What this task involves: Tally the lines in the following entries that include the word "name"; state only the total.

Data excerpts:

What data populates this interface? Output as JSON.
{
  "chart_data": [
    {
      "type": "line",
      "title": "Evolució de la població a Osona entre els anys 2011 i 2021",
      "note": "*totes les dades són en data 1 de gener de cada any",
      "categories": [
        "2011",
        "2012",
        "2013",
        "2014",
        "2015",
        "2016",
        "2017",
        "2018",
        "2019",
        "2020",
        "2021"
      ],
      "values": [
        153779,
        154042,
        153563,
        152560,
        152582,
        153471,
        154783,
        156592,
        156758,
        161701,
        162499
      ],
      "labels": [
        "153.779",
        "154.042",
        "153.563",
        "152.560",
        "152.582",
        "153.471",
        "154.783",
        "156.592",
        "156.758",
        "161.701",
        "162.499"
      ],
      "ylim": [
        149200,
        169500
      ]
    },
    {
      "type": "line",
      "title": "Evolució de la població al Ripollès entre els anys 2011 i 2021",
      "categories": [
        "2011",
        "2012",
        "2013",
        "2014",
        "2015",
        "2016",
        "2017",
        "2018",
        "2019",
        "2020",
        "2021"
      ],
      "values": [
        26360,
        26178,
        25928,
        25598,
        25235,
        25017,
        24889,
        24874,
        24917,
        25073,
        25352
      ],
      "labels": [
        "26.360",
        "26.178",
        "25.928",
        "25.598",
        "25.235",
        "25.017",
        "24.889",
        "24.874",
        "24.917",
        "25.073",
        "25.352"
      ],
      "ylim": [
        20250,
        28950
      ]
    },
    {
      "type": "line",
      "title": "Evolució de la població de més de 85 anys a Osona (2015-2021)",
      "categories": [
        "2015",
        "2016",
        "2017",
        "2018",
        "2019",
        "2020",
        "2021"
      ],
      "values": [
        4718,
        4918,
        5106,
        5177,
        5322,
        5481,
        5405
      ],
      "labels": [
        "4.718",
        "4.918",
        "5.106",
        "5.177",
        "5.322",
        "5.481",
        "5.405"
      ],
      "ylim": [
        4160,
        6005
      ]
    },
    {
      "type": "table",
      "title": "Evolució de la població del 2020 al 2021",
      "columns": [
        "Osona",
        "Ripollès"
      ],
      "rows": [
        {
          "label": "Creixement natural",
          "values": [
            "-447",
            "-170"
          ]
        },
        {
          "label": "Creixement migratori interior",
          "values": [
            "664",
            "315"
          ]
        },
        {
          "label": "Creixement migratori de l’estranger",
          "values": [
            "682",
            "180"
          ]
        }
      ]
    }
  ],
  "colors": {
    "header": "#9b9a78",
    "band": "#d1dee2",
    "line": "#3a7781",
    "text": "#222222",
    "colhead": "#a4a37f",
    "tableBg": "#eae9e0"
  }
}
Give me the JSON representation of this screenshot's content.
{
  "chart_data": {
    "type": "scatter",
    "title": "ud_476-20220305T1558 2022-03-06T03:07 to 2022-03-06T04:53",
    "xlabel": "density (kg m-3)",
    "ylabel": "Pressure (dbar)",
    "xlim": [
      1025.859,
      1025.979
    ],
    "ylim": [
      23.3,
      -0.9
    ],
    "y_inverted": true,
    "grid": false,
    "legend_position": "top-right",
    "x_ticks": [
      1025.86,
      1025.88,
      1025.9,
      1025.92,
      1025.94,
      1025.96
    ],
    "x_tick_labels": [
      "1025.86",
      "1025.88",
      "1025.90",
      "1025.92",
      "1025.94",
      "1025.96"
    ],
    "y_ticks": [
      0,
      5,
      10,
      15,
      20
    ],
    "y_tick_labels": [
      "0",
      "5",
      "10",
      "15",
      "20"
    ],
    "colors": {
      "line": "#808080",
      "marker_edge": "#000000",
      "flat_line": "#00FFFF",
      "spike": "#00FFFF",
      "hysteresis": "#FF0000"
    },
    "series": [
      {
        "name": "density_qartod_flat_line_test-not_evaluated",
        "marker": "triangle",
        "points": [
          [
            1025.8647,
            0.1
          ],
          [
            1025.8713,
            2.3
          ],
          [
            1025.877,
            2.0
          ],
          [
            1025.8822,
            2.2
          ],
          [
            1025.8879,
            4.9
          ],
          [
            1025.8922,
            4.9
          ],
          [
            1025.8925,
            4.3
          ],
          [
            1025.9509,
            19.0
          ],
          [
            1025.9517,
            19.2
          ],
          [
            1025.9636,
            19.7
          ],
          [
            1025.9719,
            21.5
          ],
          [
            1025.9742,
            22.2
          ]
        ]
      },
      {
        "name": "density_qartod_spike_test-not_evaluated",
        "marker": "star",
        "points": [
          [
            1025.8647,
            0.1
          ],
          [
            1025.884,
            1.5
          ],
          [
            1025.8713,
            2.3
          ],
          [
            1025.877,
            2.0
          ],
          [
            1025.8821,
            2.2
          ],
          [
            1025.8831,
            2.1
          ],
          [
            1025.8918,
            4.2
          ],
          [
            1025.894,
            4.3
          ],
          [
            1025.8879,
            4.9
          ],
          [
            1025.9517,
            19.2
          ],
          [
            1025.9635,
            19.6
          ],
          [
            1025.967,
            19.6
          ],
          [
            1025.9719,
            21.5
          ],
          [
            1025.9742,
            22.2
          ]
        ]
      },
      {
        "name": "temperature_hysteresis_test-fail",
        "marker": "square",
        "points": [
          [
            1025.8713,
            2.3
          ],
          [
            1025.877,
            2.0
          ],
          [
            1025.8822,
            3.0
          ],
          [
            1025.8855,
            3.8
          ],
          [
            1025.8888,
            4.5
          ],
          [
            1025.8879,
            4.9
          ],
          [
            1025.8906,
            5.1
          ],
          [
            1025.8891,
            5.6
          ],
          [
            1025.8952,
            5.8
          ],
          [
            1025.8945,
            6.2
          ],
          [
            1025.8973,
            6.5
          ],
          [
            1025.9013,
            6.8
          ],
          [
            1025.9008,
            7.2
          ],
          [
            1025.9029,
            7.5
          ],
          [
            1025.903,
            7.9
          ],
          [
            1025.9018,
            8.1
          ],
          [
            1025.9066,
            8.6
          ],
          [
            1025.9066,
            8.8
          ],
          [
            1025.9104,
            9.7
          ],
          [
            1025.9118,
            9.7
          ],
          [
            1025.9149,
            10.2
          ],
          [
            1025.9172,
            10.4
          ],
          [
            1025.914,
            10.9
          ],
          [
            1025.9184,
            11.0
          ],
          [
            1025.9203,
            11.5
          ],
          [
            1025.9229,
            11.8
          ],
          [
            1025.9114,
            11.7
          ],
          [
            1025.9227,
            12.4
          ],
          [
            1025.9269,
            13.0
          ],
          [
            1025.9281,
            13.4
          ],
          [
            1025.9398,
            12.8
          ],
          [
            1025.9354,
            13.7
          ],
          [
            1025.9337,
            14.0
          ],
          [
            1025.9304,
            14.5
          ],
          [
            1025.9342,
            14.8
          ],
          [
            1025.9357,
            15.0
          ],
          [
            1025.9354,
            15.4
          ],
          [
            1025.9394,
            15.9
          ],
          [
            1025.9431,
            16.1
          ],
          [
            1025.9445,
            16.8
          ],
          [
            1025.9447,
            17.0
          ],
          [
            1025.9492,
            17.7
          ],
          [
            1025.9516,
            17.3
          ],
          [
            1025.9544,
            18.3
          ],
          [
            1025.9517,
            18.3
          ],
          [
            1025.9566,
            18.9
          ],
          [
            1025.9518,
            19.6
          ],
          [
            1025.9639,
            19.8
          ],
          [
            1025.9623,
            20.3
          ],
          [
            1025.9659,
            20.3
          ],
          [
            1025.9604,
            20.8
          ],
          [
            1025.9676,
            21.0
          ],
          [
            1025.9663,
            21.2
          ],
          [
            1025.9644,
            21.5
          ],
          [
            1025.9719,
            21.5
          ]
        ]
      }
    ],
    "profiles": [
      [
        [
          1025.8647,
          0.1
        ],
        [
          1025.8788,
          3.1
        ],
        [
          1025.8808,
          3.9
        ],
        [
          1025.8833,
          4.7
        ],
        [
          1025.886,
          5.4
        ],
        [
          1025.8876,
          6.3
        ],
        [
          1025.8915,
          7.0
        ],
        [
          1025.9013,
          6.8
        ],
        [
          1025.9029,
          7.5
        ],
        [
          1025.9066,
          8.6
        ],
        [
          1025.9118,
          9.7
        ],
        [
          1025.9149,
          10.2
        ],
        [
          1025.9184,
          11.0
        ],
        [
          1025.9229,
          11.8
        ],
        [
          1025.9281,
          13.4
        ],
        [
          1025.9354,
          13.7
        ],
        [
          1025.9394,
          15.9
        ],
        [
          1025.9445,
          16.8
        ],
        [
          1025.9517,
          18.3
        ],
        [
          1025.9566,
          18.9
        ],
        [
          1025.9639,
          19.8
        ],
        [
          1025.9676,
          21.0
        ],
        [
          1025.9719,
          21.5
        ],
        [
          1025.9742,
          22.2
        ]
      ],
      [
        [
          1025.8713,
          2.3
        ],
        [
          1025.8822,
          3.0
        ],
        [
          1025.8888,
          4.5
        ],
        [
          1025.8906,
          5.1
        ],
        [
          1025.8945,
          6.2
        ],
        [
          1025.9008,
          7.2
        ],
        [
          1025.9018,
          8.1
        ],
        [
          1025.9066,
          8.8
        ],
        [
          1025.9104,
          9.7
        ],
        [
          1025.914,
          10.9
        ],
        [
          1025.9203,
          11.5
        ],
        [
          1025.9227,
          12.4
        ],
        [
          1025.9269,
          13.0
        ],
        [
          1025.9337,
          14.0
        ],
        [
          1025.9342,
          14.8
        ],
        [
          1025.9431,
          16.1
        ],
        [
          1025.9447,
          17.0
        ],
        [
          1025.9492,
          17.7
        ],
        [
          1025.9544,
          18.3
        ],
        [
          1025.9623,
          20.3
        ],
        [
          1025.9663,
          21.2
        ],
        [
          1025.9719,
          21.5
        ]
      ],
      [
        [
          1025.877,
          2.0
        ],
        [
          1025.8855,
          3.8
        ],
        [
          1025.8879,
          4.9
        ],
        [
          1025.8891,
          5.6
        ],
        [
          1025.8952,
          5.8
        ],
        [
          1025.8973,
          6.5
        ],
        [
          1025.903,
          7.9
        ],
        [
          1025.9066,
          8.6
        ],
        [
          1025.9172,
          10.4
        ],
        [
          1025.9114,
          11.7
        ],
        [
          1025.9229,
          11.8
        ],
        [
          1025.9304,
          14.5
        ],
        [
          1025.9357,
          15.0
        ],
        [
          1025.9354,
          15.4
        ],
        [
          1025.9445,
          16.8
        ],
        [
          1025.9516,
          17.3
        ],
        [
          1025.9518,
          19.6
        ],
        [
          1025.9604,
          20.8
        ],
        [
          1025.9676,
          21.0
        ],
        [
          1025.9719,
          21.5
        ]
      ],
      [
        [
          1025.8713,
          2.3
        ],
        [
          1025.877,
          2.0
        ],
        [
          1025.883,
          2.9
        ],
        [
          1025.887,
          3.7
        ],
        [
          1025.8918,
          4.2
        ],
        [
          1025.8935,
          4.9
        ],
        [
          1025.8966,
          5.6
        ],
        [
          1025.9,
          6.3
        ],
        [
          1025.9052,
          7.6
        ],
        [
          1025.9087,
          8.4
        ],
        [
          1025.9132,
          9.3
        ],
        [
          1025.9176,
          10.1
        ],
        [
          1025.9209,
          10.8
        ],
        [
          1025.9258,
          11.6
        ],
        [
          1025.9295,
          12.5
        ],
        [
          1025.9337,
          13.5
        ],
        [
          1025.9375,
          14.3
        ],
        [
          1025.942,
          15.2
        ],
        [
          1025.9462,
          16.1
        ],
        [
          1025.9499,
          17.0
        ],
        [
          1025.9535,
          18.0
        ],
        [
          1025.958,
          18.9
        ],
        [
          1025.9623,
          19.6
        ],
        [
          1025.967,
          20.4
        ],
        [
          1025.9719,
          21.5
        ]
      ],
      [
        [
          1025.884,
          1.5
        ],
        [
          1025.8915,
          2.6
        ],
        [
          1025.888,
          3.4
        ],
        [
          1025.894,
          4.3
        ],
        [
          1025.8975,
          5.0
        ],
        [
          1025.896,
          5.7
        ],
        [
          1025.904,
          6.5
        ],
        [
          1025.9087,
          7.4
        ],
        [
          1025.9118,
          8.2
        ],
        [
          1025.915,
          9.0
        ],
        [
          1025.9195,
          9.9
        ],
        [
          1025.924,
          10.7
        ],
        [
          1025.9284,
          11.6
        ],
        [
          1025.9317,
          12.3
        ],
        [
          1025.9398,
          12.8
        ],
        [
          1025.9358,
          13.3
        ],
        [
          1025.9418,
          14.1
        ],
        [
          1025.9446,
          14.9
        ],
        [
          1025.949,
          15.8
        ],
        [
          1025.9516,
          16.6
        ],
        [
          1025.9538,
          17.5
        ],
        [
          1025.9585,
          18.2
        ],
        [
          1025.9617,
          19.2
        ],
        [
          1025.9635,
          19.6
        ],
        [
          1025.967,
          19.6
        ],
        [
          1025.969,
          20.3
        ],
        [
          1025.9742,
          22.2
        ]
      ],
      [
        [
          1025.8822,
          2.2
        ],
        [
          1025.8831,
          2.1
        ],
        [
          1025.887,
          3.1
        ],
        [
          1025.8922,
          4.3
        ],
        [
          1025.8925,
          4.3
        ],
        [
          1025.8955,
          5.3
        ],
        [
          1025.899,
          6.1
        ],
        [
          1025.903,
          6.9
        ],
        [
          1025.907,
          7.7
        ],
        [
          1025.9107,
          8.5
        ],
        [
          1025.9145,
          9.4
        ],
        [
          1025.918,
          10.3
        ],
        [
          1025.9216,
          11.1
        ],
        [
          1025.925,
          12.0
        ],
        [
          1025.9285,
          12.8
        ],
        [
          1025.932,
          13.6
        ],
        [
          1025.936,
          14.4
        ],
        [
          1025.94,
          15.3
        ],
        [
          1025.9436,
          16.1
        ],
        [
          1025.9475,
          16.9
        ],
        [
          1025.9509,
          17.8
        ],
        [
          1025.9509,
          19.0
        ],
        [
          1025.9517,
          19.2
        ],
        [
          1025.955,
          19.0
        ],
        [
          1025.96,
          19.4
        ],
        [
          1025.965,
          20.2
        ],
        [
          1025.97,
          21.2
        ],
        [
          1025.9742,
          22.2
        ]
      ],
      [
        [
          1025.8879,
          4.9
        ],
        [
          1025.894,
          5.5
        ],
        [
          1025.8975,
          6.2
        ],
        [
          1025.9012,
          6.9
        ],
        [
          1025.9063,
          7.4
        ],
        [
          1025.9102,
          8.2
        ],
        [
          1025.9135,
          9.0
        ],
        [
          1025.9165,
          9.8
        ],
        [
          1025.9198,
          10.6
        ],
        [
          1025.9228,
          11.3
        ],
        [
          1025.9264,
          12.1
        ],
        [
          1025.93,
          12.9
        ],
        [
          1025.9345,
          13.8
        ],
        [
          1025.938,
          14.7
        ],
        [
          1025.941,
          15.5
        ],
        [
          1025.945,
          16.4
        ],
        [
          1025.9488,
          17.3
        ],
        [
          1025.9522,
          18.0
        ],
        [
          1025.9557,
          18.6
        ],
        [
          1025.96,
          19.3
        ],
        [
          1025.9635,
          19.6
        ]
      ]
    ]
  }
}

Complete response: 3